Written instruction
Please update the data from the line containing "bar-segment — [1115, 654, 1226, 748]" down through the line containing "bar-segment — [725, 75, 836, 520]" by changing "legend-swatch" to "legend-key" and keeping everything else the same. Return only those lines.

Provided data
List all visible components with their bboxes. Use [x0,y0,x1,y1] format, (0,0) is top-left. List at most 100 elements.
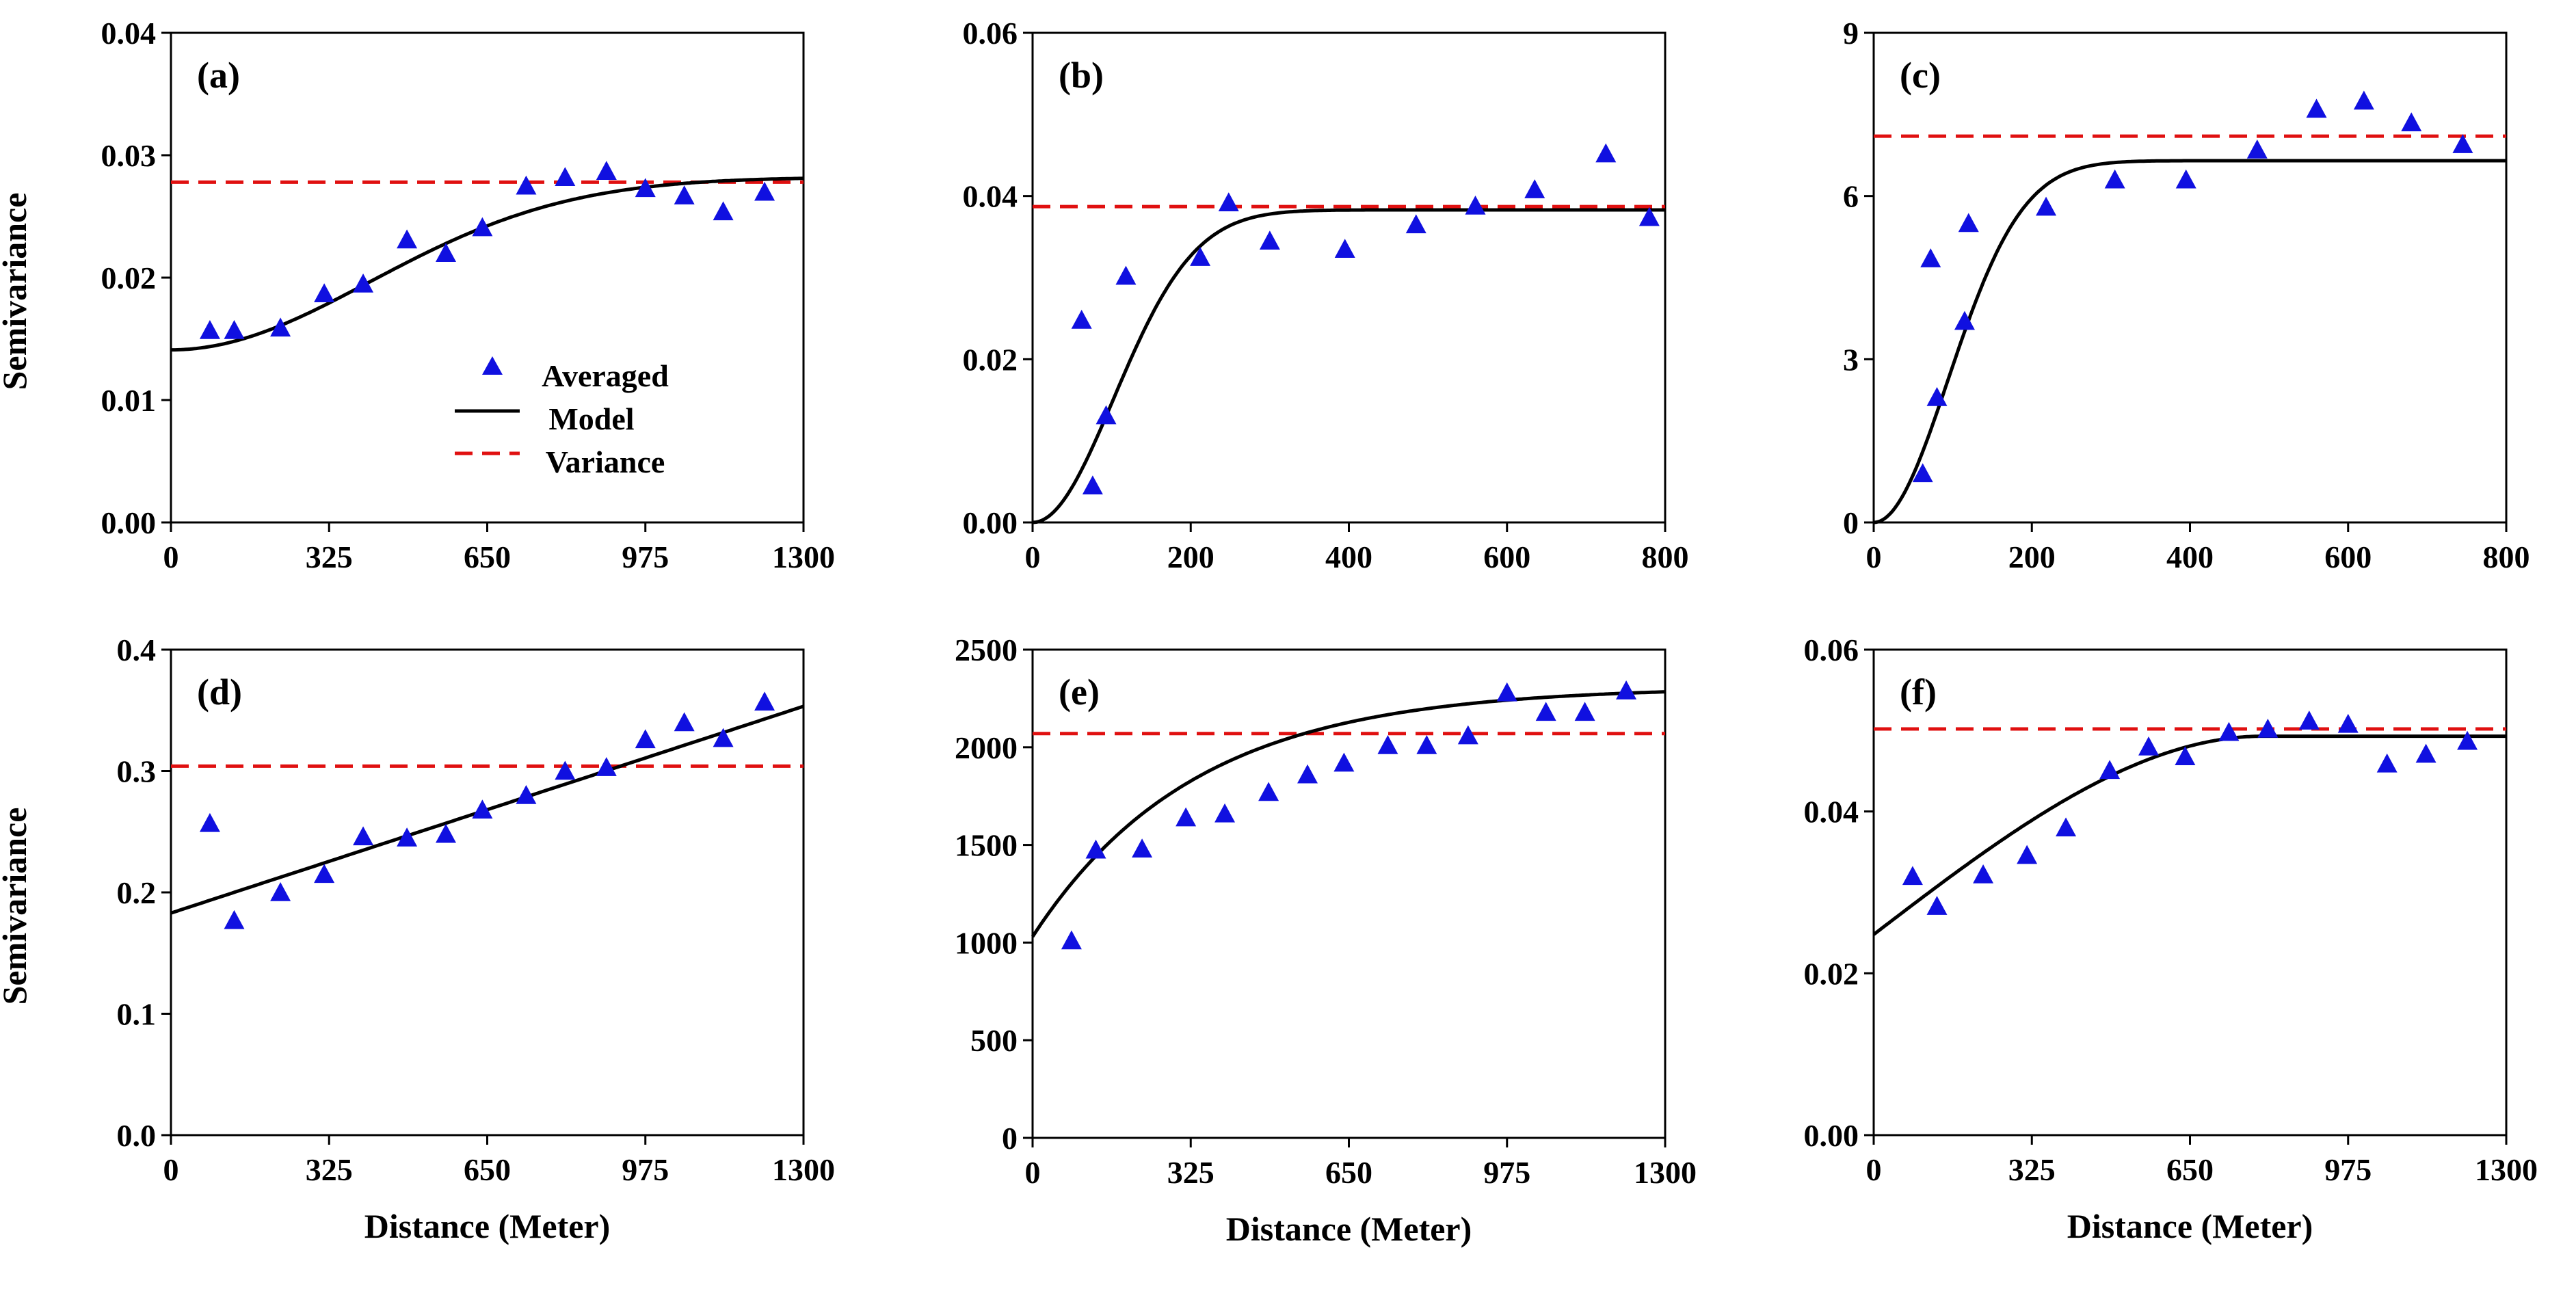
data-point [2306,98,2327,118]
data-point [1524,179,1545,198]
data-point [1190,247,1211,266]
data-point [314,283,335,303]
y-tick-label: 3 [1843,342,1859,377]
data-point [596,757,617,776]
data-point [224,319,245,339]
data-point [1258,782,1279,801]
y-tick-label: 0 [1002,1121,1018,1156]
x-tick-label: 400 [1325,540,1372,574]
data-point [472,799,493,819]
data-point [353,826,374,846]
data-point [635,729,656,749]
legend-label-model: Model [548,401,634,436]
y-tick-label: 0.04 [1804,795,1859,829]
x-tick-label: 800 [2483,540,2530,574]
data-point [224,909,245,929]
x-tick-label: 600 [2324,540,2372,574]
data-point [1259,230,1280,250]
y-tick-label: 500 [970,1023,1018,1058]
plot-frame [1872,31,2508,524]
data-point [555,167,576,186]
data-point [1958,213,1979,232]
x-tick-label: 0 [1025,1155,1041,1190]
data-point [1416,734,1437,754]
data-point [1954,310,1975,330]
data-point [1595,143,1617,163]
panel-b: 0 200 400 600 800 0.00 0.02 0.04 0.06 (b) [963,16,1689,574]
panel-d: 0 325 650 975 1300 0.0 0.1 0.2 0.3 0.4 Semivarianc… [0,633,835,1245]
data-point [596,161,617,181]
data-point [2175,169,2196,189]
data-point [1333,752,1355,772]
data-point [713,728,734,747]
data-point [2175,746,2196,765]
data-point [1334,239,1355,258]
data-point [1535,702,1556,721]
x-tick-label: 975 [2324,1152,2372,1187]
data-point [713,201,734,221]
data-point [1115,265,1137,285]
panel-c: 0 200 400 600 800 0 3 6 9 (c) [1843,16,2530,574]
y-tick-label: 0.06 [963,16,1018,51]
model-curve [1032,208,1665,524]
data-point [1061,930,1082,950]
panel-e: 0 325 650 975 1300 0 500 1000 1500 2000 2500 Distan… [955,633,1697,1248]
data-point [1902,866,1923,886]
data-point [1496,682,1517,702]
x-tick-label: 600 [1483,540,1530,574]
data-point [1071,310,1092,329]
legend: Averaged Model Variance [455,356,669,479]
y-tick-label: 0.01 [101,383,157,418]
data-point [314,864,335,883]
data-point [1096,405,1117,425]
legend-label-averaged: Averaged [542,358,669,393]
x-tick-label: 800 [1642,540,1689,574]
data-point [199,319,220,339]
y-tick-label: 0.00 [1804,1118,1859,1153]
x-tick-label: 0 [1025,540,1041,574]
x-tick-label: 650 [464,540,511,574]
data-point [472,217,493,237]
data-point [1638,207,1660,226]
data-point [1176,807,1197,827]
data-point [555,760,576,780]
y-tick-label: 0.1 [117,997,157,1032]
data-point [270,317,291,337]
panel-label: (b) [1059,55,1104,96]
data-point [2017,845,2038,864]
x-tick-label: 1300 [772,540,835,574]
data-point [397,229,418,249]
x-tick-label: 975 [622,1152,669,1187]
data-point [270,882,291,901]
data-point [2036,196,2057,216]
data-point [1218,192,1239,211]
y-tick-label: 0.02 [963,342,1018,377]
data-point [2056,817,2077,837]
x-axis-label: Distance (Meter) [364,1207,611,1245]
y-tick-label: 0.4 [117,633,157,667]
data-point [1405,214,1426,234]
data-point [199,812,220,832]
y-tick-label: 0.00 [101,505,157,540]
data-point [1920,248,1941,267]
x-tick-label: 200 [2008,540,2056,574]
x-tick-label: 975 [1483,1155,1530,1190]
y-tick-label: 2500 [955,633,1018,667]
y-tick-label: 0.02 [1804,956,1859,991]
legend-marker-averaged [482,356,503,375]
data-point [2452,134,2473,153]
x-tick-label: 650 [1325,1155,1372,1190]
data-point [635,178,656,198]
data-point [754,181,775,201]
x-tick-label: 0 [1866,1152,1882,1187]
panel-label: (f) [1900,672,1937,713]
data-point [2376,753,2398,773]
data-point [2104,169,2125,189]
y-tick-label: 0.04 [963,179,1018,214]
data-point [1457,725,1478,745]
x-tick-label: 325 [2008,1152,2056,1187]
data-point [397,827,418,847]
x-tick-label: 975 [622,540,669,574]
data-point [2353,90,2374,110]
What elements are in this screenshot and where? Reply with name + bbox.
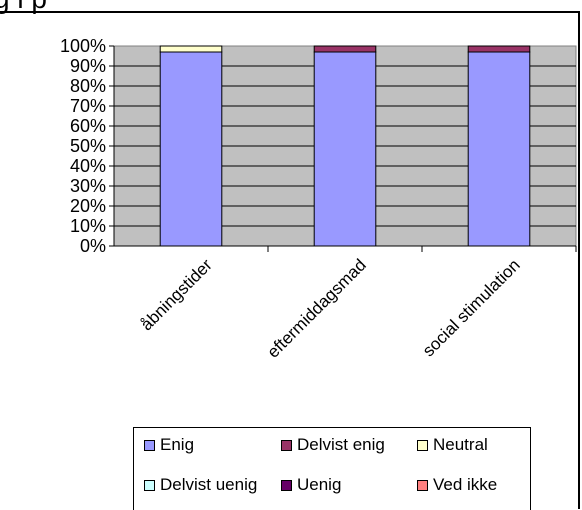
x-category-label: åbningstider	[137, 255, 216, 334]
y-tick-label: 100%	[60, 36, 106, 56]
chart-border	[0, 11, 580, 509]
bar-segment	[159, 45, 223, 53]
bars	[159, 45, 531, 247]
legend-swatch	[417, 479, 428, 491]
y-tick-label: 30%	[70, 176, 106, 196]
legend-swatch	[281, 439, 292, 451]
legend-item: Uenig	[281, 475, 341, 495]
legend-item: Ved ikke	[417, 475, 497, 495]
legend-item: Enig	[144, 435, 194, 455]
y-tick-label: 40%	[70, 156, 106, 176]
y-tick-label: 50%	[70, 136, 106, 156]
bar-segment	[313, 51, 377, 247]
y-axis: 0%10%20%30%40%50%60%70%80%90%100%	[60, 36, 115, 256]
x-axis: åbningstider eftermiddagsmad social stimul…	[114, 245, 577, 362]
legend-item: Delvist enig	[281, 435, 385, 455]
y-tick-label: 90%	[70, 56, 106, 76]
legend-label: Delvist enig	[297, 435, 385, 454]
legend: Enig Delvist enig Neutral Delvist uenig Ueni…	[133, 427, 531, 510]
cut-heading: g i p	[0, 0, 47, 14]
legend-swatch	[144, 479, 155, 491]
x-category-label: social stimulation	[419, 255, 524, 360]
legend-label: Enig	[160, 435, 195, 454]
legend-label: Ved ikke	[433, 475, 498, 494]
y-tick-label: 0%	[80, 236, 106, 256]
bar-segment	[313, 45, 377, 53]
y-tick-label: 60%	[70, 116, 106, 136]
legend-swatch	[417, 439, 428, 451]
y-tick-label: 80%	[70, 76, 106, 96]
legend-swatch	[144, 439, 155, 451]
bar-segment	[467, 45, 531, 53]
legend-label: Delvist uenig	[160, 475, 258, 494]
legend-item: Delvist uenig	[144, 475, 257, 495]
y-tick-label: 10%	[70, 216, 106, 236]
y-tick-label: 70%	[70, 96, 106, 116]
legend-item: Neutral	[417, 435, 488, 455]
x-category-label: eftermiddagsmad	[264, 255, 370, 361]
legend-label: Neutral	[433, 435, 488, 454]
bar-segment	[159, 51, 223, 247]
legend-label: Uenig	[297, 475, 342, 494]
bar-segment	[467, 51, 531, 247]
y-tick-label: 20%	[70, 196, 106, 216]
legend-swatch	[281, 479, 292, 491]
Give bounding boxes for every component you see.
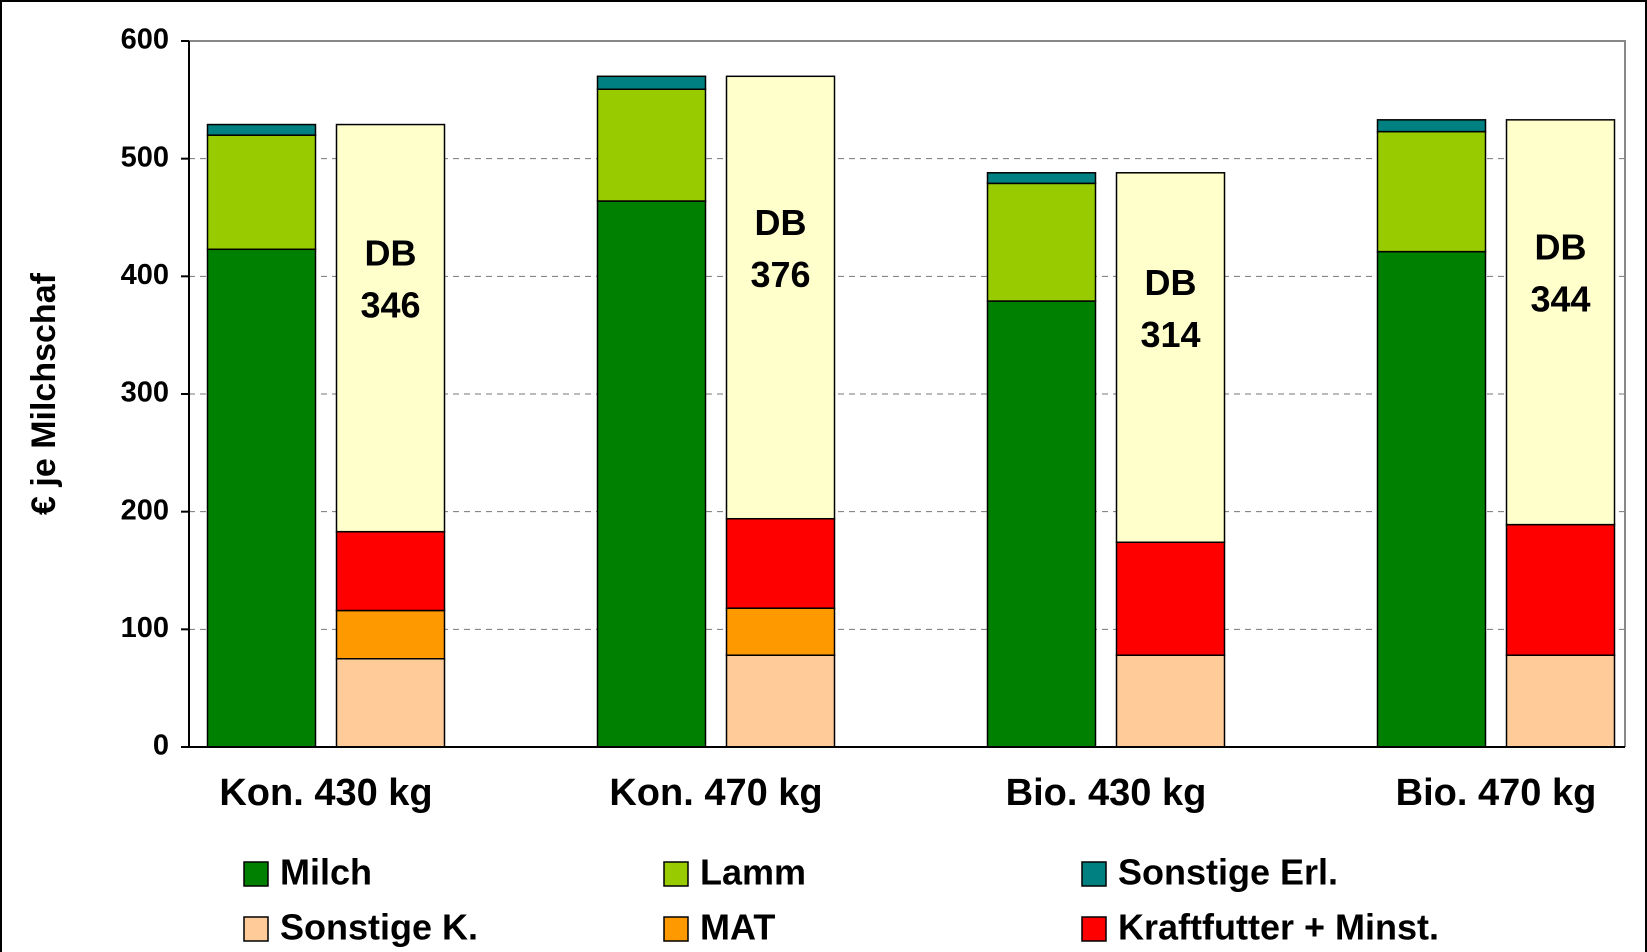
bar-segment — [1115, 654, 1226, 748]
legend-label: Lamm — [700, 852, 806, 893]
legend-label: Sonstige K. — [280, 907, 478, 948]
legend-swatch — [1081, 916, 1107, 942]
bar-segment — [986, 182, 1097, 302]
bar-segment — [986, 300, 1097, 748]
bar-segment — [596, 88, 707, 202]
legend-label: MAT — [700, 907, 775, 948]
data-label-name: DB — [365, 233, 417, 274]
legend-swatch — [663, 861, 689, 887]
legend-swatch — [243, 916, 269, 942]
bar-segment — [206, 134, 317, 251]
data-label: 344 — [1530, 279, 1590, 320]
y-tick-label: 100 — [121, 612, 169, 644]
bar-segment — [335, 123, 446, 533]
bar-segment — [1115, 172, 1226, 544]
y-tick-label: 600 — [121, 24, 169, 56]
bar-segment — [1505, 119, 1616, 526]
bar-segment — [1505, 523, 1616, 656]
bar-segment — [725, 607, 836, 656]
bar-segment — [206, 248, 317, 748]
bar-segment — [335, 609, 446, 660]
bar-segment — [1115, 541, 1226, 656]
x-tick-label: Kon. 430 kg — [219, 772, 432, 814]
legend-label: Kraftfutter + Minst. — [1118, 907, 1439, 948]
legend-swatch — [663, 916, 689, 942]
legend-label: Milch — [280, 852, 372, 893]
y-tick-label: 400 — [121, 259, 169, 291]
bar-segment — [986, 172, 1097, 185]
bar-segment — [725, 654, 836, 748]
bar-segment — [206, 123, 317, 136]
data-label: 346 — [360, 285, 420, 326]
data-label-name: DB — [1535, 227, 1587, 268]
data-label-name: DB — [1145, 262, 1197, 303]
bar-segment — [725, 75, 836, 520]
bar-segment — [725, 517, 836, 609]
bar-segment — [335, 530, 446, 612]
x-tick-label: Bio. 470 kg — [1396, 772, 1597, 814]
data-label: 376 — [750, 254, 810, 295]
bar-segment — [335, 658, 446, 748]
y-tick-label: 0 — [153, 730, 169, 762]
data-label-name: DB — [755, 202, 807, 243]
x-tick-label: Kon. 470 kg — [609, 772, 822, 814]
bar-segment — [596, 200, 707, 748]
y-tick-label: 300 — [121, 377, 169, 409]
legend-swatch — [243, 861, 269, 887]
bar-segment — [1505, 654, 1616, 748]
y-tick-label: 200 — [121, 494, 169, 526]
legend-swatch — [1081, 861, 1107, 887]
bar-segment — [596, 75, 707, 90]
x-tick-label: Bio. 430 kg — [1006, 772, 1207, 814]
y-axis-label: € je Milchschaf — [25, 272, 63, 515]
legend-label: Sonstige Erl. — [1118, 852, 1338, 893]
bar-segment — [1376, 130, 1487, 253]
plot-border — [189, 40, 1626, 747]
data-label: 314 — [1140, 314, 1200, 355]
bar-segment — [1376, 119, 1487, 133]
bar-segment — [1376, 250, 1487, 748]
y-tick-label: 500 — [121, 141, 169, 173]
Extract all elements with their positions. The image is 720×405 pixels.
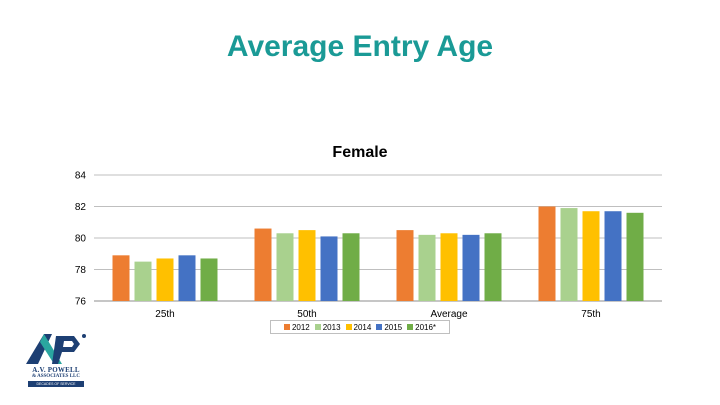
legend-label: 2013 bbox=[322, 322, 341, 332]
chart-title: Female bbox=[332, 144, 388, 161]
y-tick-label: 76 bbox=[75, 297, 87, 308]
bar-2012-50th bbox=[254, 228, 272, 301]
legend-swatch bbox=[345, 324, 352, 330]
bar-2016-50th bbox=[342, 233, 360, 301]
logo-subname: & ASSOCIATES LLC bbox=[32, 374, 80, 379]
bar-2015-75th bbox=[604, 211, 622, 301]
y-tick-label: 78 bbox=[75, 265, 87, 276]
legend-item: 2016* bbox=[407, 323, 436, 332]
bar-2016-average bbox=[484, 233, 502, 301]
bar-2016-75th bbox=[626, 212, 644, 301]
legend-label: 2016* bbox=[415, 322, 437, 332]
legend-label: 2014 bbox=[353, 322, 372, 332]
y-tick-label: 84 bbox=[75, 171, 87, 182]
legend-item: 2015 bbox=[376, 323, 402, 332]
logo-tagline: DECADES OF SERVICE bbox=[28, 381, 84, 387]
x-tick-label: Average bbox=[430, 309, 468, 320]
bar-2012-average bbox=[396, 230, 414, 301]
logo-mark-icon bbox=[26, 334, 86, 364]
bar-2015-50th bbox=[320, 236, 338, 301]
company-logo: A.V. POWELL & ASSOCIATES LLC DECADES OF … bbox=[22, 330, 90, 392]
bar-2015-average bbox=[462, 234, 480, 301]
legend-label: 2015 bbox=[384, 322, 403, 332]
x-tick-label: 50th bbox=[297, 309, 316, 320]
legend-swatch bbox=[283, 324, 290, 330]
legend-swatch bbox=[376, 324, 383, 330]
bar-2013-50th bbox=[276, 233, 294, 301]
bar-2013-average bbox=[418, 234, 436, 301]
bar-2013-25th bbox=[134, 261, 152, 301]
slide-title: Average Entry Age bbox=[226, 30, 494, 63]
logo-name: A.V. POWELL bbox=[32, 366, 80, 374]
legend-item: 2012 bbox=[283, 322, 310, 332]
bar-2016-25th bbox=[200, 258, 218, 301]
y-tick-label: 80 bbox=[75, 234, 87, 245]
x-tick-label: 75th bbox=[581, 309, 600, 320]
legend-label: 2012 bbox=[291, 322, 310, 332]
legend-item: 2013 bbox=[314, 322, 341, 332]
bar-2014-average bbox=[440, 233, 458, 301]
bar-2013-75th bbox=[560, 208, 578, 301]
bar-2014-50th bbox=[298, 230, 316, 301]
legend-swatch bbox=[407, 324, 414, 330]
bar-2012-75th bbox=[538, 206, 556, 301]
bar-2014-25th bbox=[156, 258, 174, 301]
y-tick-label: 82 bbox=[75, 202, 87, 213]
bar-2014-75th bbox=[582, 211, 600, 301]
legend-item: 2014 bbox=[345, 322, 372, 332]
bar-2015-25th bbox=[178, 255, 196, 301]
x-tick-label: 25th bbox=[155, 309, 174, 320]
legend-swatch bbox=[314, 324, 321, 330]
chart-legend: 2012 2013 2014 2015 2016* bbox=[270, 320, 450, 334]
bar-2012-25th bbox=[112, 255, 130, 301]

The solution
bar-segment — [1115, 654, 1226, 748]
legend-label: Lamm — [700, 852, 806, 893]
legend-label: Sonstige K. — [280, 907, 478, 948]
legend-key — [1081, 916, 1107, 942]
bar-segment — [986, 182, 1097, 302]
bar-segment — [986, 300, 1097, 748]
bar-segment — [596, 88, 707, 202]
legend-label: MAT — [700, 907, 775, 948]
data-label-name: DB — [365, 233, 417, 274]
legend-key — [663, 861, 689, 887]
legend-key — [243, 916, 269, 942]
bar-segment — [206, 134, 317, 251]
data-label: 344 — [1530, 279, 1590, 320]
y-tick-label: 100 — [121, 612, 169, 644]
bar-segment — [335, 123, 446, 533]
bar-segment — [1115, 172, 1226, 544]
y-tick-label: 600 — [121, 24, 169, 56]
bar-segment — [1505, 119, 1616, 526]
bar-segment — [1505, 523, 1616, 656]
bar-segment — [725, 607, 836, 656]
bar-segment — [206, 248, 317, 748]
bar-segment — [335, 609, 446, 660]
bar-segment — [1115, 541, 1226, 656]
x-tick-label: Kon. 430 kg — [219, 772, 432, 814]
legend-label: Kraftfutter + Minst. — [1118, 907, 1439, 948]
legend-key — [663, 916, 689, 942]
legend-label: Milch — [280, 852, 372, 893]
y-tick-label: 400 — [121, 259, 169, 291]
bar-segment — [986, 172, 1097, 185]
bar-segment — [725, 654, 836, 748]
bar-segment — [206, 123, 317, 136]
data-label: 346 — [360, 285, 420, 326]
data-label-name: DB — [1535, 227, 1587, 268]
data-label-name: DB — [1145, 262, 1197, 303]
bar-segment — [725, 75, 836, 520]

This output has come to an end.